Figure dataset records:
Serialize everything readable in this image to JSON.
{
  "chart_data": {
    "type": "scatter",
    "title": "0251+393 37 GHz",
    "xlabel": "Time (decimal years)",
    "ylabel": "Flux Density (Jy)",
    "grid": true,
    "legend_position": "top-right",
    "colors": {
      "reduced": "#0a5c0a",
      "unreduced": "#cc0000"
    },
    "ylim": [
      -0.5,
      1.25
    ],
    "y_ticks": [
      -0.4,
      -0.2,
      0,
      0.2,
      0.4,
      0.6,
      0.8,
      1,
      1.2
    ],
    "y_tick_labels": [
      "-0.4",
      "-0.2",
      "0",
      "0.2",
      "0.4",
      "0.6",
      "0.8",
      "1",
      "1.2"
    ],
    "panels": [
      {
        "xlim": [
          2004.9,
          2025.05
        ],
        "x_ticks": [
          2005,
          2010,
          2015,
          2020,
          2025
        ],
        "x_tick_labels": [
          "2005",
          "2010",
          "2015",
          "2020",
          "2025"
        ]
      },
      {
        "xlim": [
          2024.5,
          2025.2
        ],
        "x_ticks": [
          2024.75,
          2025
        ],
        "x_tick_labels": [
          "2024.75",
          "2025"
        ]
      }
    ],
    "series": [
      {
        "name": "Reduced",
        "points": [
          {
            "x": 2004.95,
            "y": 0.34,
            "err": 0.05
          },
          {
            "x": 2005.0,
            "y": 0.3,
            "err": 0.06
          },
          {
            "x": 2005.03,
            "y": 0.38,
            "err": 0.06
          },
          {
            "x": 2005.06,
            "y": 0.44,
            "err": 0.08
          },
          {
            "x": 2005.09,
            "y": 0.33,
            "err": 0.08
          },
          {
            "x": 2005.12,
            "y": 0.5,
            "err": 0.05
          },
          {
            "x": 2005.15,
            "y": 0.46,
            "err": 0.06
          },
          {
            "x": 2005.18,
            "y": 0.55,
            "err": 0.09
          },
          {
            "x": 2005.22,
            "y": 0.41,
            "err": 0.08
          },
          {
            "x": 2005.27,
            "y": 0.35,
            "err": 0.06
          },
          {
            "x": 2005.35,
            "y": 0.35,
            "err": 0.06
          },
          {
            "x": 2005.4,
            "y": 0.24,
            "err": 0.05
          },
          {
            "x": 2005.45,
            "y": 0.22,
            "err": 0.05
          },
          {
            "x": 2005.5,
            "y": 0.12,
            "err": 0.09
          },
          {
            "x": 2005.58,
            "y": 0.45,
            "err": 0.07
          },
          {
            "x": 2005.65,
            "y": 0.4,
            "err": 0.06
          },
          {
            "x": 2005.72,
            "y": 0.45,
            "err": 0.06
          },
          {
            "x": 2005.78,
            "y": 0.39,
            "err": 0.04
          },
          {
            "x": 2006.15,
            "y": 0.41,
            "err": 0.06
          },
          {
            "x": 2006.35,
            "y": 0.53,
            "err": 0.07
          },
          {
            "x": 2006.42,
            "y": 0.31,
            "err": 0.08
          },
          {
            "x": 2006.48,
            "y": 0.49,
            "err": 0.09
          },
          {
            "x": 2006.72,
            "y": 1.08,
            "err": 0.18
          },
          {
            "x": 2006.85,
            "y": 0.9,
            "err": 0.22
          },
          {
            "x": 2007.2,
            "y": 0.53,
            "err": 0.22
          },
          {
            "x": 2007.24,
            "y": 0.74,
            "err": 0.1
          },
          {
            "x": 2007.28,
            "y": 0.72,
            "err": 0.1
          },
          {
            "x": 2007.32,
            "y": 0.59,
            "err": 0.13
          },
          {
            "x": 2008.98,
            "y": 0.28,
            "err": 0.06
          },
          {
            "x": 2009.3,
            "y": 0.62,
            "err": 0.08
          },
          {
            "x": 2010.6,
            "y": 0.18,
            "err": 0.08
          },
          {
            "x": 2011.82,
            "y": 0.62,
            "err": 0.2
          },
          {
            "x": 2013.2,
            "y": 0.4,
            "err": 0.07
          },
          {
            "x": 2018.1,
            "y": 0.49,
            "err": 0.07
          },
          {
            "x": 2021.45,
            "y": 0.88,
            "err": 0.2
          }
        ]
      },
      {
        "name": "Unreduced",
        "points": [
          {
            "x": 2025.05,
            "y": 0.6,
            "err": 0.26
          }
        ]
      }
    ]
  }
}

YOUR INSTRUCTIONS:
Reproduce the complete data exactly as presented above.

EXERCISE SOLUTION:
Serialize everything readable in this image to JSON.
{
  "chart_data": {
    "type": "scatter",
    "title": "0251+393 37 GHz",
    "xlabel": "Time (decimal years)",
    "ylabel": "Flux Density (Jy)",
    "grid": true,
    "legend_position": "top-right",
    "colors": {
      "reduced": "#0a5c0a",
      "unreduced": "#cc0000"
    },
    "ylim": [
      -0.5,
      1.25
    ],
    "y_ticks": [
      -0.4,
      -0.2,
      0,
      0.2,
      0.4,
      0.6,
      0.8,
      1,
      1.2
    ],
    "y_tick_labels": [
      "-0.4",
      "-0.2",
      "0",
      "0.2",
      "0.4",
      "0.6",
      "0.8",
      "1",
      "1.2"
    ],
    "panels": [
      {
        "xlim": [
          2004.9,
          2025.05
        ],
        "x_ticks": [
          2005,
          2010,
          2015,
          2020,
          2025
        ],
        "x_tick_labels": [
          "2005",
          "2010",
          "2015",
          "2020",
          "2025"
        ]
      },
      {
        "xlim": [
          2024.5,
          2025.2
        ],
        "x_ticks": [
          2024.75,
          2025
        ],
        "x_tick_labels": [
          "2024.75",
          "2025"
        ]
      }
    ],
    "series": [
      {
        "name": "Reduced",
        "points": [
          {
            "x": 2004.95,
            "y": 0.34,
            "err": 0.05
          },
          {
            "x": 2005.0,
            "y": 0.3,
            "err": 0.06
          },
          {
            "x": 2005.03,
            "y": 0.38,
            "err": 0.06
          },
          {
            "x": 2005.06,
            "y": 0.44,
            "err": 0.08
          },
          {
            "x": 2005.09,
            "y": 0.33,
            "err": 0.08
          },
          {
            "x": 2005.12,
            "y": 0.5,
            "err": 0.05
          },
          {
            "x": 2005.15,
            "y": 0.46,
            "err": 0.06
          },
          {
            "x": 2005.18,
            "y": 0.55,
            "err": 0.09
          },
          {
            "x": 2005.22,
            "y": 0.41,
            "err": 0.08
          },
          {
            "x": 2005.27,
            "y": 0.35,
            "err": 0.06
          },
          {
            "x": 2005.35,
            "y": 0.35,
            "err": 0.06
          },
          {
            "x": 2005.4,
            "y": 0.24,
            "err": 0.05
          },
          {
            "x": 2005.45,
            "y": 0.22,
            "err": 0.05
          },
          {
            "x": 2005.5,
            "y": 0.12,
            "err": 0.09
          },
          {
            "x": 2005.58,
            "y": 0.45,
            "err": 0.07
          },
          {
            "x": 2005.65,
            "y": 0.4,
            "err": 0.06
          },
          {
            "x": 2005.72,
            "y": 0.45,
            "err": 0.06
          },
          {
            "x": 2005.78,
            "y": 0.39,
            "err": 0.04
          },
          {
            "x": 2006.15,
            "y": 0.41,
            "err": 0.06
          },
          {
            "x": 2006.35,
            "y": 0.53,
            "err": 0.07
          },
          {
            "x": 2006.42,
            "y": 0.31,
            "err": 0.08
          },
          {
            "x": 2006.48,
            "y": 0.49,
            "err": 0.09
          },
          {
            "x": 2006.72,
            "y": 1.08,
            "err": 0.18
          },
          {
            "x": 2006.85,
            "y": 0.9,
            "err": 0.22
          },
          {
            "x": 2007.2,
            "y": 0.53,
            "err": 0.22
          },
          {
            "x": 2007.24,
            "y": 0.74,
            "err": 0.1
          },
          {
            "x": 2007.28,
            "y": 0.72,
            "err": 0.1
          },
          {
            "x": 2007.32,
            "y": 0.59,
            "err": 0.13
          },
          {
            "x": 2008.98,
            "y": 0.28,
            "err": 0.06
          },
          {
            "x": 2009.3,
            "y": 0.62,
            "err": 0.08
          },
          {
            "x": 2010.6,
            "y": 0.18,
            "err": 0.08
          },
          {
            "x": 2011.82,
            "y": 0.62,
            "err": 0.2
          },
          {
            "x": 2013.2,
            "y": 0.4,
            "err": 0.07
          },
          {
            "x": 2018.1,
            "y": 0.49,
            "err": 0.07
          },
          {
            "x": 2021.45,
            "y": 0.88,
            "err": 0.2
          }
        ]
      },
      {
        "name": "Unreduced",
        "points": [
          {
            "x": 2025.05,
            "y": 0.6,
            "err": 0.26
          }
        ]
      }
    ]
  }
}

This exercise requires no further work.